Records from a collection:
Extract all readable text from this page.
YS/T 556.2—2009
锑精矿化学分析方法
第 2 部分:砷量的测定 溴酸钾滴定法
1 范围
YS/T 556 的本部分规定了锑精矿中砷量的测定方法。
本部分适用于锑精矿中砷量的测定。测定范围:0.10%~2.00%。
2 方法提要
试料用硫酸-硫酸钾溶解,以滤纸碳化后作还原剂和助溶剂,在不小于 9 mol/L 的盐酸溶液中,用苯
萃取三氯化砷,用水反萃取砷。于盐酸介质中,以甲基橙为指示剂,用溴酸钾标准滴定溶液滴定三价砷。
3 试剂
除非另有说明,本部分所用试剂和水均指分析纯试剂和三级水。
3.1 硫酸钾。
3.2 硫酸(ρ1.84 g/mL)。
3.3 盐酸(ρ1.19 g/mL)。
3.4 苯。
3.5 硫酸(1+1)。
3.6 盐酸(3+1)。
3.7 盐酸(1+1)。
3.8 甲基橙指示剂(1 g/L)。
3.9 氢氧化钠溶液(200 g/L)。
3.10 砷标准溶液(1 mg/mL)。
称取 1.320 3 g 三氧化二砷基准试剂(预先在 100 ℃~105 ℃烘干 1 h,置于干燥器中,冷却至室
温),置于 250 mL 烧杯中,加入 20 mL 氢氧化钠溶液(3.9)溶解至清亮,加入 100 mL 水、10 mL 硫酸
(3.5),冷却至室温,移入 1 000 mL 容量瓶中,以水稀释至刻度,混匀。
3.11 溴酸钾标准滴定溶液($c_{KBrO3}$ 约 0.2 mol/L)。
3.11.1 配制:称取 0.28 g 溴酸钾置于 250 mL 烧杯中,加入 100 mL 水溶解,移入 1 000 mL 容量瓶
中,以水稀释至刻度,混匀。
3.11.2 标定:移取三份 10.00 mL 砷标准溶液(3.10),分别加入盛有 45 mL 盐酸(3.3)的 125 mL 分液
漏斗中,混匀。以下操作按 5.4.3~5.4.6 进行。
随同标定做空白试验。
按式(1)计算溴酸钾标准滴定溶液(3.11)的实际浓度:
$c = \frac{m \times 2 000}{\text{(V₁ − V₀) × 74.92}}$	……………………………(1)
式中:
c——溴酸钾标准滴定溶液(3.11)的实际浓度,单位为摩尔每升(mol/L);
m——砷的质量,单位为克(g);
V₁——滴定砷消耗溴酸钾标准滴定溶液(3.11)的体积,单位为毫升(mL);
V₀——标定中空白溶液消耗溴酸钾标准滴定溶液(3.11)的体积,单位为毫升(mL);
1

---

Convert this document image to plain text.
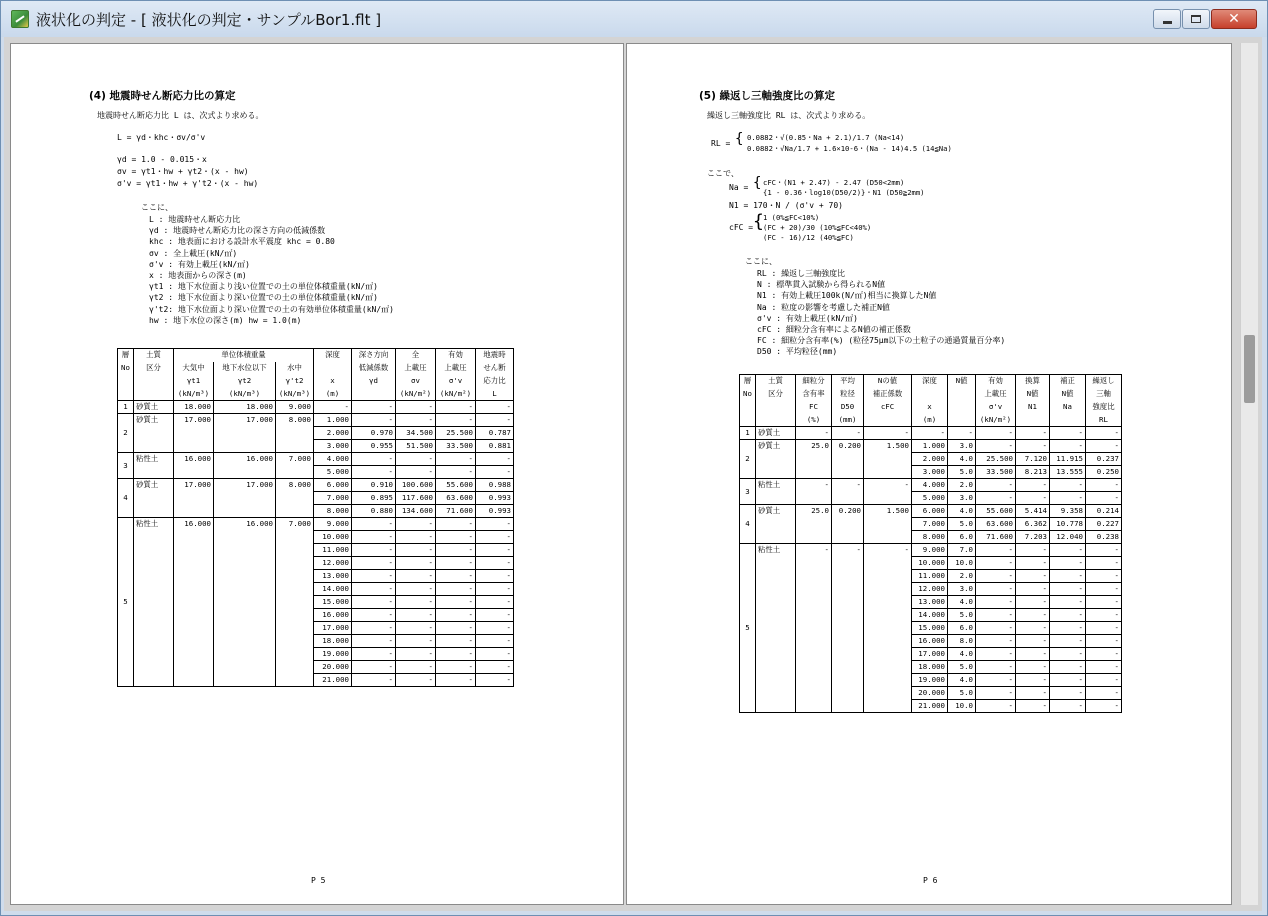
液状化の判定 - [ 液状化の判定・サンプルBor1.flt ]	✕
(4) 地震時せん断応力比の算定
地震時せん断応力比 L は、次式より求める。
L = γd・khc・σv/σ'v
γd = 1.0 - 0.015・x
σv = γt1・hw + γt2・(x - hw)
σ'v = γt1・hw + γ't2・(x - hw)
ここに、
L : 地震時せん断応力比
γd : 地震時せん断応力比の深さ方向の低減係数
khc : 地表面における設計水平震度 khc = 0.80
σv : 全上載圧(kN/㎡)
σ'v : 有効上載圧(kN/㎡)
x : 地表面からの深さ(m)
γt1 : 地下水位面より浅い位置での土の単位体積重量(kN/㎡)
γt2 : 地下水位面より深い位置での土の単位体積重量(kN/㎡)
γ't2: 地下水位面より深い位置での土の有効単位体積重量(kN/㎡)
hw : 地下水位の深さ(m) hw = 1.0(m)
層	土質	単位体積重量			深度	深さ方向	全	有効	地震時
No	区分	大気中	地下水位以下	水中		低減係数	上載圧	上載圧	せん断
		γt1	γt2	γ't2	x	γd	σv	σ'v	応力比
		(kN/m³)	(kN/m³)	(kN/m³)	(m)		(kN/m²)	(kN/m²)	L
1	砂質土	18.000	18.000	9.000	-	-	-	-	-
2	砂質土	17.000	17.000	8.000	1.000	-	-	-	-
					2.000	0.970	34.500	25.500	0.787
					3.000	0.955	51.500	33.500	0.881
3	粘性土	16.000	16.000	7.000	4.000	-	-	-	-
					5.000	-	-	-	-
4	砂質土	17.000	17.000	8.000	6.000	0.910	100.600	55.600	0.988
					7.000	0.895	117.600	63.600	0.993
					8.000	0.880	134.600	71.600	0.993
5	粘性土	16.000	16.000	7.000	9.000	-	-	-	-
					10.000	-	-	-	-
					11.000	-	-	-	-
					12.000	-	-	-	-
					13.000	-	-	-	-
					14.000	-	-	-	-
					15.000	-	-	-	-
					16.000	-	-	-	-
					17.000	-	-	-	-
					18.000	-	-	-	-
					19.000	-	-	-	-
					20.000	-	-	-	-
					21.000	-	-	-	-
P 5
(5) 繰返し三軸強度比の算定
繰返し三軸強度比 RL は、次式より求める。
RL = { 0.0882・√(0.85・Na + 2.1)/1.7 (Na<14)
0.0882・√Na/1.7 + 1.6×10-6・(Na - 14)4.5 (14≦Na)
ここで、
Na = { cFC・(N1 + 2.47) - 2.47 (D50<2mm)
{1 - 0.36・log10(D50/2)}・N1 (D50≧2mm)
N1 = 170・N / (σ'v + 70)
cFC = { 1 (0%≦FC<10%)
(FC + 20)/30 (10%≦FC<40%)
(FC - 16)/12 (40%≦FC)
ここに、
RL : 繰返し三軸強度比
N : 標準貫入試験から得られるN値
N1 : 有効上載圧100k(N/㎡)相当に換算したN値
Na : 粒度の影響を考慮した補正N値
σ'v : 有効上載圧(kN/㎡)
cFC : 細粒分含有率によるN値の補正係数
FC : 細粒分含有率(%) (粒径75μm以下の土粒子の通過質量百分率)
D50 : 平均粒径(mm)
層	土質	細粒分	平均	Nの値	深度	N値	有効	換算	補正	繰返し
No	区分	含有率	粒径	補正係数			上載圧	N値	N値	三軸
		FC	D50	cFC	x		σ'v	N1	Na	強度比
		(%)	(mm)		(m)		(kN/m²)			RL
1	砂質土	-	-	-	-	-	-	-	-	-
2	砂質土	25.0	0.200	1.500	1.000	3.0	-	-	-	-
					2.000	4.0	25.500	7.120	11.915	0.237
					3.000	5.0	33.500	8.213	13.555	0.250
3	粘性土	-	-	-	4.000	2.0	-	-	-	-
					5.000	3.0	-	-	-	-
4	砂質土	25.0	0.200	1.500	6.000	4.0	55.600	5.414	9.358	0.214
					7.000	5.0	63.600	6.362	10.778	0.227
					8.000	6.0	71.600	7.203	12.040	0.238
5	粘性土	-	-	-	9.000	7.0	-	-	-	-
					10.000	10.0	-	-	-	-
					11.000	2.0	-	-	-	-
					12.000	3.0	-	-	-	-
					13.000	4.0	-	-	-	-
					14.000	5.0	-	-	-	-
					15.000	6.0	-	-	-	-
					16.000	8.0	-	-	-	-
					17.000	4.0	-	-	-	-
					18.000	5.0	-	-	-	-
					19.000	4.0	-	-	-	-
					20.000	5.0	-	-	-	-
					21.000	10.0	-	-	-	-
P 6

...

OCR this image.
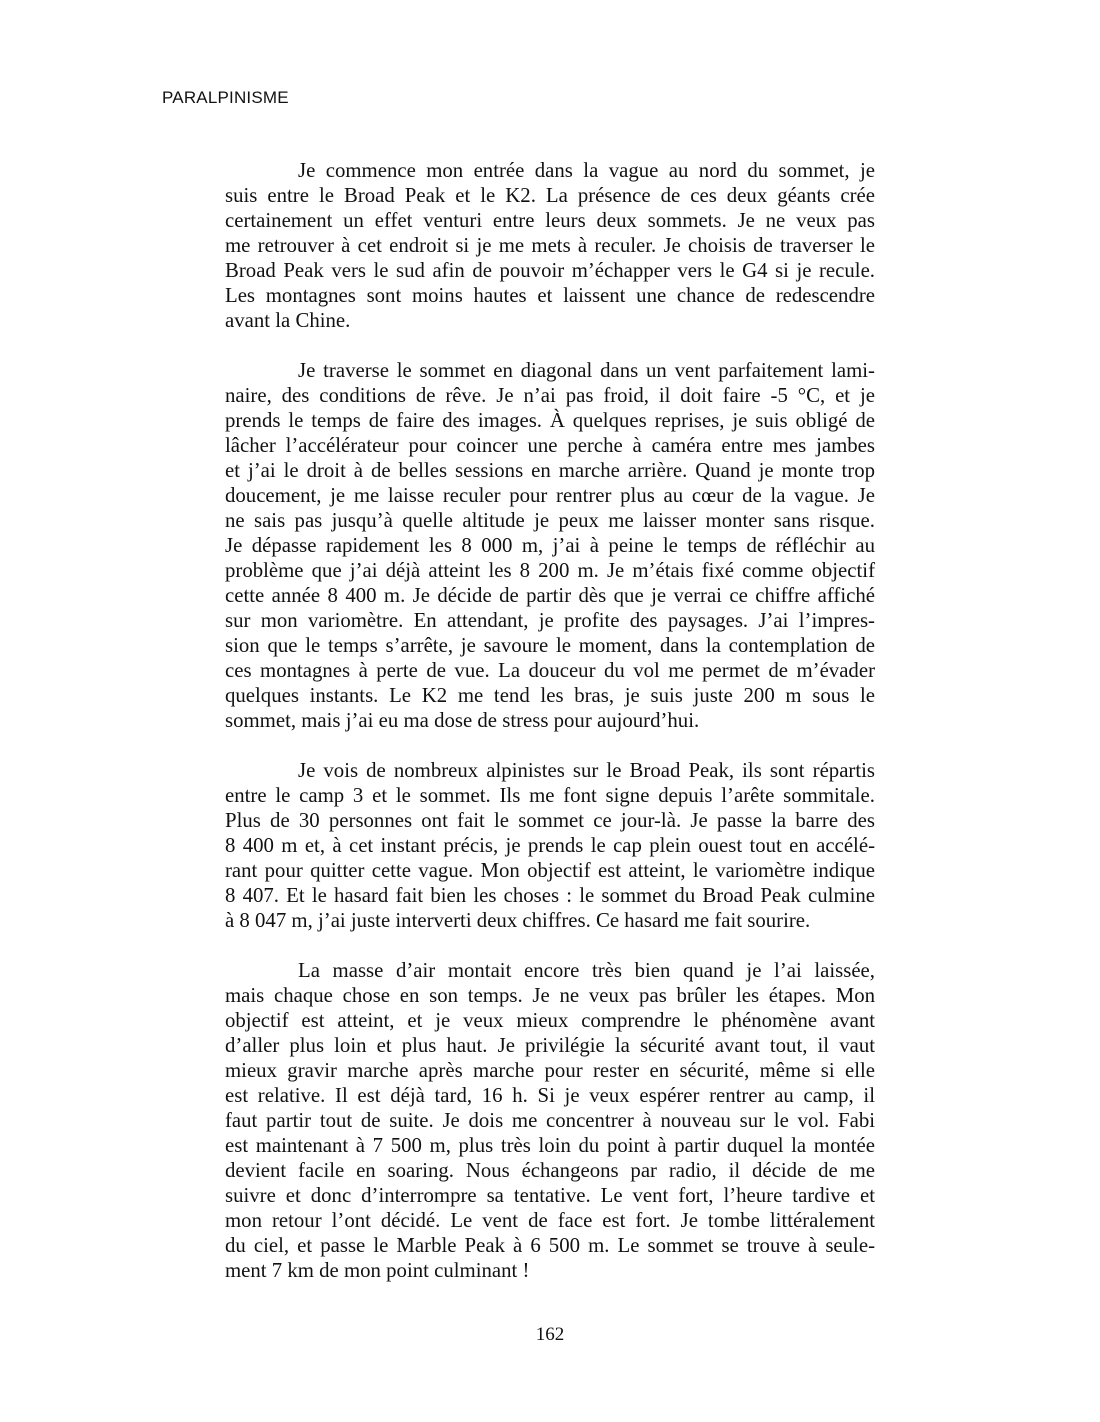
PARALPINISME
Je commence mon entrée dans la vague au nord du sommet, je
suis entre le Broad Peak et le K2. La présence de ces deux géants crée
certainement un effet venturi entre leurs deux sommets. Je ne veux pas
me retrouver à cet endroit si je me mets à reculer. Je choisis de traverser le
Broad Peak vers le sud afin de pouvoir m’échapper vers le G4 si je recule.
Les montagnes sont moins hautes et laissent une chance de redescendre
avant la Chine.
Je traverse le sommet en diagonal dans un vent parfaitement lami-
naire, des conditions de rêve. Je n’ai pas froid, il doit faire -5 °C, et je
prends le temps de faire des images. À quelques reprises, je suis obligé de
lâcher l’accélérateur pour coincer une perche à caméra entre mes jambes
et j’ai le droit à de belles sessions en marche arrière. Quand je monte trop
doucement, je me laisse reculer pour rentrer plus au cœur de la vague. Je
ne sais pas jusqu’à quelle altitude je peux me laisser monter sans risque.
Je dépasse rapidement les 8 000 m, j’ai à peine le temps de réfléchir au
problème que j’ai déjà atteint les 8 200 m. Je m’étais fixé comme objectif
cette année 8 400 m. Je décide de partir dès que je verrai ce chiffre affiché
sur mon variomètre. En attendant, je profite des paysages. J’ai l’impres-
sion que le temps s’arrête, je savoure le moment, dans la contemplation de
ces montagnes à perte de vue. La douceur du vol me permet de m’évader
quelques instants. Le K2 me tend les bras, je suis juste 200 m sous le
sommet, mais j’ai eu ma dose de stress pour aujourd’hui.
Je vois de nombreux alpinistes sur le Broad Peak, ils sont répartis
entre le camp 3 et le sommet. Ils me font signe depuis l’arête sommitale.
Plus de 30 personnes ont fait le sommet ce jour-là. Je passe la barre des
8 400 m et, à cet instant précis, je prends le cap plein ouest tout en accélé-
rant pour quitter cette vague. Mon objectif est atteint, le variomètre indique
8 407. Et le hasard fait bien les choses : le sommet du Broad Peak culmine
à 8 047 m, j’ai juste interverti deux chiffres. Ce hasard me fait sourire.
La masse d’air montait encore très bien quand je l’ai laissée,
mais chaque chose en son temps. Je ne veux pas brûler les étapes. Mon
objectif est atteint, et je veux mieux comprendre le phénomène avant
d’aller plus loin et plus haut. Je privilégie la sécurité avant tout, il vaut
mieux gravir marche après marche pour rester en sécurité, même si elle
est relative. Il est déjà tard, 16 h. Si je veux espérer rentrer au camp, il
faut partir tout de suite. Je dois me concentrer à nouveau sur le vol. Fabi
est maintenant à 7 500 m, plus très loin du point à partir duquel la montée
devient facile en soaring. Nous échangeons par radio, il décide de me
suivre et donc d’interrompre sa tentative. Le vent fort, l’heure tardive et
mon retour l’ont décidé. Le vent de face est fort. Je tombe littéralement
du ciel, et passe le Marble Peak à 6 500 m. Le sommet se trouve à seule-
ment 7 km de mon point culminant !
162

■ Required task ■
Work through the records line by line and tally those holding "montagnes". Reply with the number alone.

■ Output ■
2